[Rows from a dataset]
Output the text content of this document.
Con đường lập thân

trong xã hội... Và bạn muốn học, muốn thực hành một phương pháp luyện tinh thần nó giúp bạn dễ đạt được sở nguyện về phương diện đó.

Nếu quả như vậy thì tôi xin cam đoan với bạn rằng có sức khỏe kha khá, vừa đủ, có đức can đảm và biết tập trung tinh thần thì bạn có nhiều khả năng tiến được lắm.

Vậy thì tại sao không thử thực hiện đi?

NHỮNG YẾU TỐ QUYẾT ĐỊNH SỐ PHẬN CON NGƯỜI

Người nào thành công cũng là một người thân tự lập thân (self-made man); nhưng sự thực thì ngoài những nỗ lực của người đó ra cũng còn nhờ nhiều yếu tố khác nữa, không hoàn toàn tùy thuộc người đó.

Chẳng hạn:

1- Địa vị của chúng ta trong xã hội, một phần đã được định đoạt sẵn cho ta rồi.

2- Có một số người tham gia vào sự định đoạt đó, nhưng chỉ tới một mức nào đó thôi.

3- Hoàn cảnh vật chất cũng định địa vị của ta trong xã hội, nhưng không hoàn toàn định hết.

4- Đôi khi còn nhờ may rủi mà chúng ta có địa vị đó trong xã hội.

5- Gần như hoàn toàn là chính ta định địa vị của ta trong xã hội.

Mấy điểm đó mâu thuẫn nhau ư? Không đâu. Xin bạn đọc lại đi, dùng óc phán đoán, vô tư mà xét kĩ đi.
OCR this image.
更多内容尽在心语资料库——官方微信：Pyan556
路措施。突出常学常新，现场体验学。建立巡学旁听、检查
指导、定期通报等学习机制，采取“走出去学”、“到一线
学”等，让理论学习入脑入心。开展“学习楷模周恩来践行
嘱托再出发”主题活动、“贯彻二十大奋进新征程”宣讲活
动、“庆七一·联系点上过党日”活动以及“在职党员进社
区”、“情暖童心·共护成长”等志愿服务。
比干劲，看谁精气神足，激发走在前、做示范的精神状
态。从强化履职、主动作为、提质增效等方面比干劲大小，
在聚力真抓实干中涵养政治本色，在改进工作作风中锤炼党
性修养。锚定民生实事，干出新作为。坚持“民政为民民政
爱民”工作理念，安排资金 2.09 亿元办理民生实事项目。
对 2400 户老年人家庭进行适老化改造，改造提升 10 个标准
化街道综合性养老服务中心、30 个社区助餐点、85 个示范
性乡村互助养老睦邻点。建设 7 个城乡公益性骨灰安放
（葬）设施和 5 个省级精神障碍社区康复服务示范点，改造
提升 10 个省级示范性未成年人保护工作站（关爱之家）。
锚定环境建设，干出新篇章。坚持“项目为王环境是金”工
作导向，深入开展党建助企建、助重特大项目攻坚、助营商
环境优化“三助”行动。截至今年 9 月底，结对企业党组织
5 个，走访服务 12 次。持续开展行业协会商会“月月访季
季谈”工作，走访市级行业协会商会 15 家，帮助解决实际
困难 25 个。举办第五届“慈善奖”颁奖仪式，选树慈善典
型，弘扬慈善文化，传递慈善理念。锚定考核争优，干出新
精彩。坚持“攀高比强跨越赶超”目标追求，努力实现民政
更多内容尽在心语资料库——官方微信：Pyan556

• TASK DIRECTIONS
Pick out each line containing "toàn" and report it.

• SOLUTION
Người nào thành công cũng là một người thân tự lập thân (self-made man); nhưng sự thực thì ngoài những nỗ lực của người đó ra cũng còn nhờ nhiều yếu tố khác nữa, không hoàn toàn tùy thuộc người đó.
3- Hoàn cảnh vật chất cũng định địa vị của ta trong xã hội, nhưng không hoàn toàn định hết.
5- Gần như hoàn toàn là chính ta định địa vị của ta trong xã hội.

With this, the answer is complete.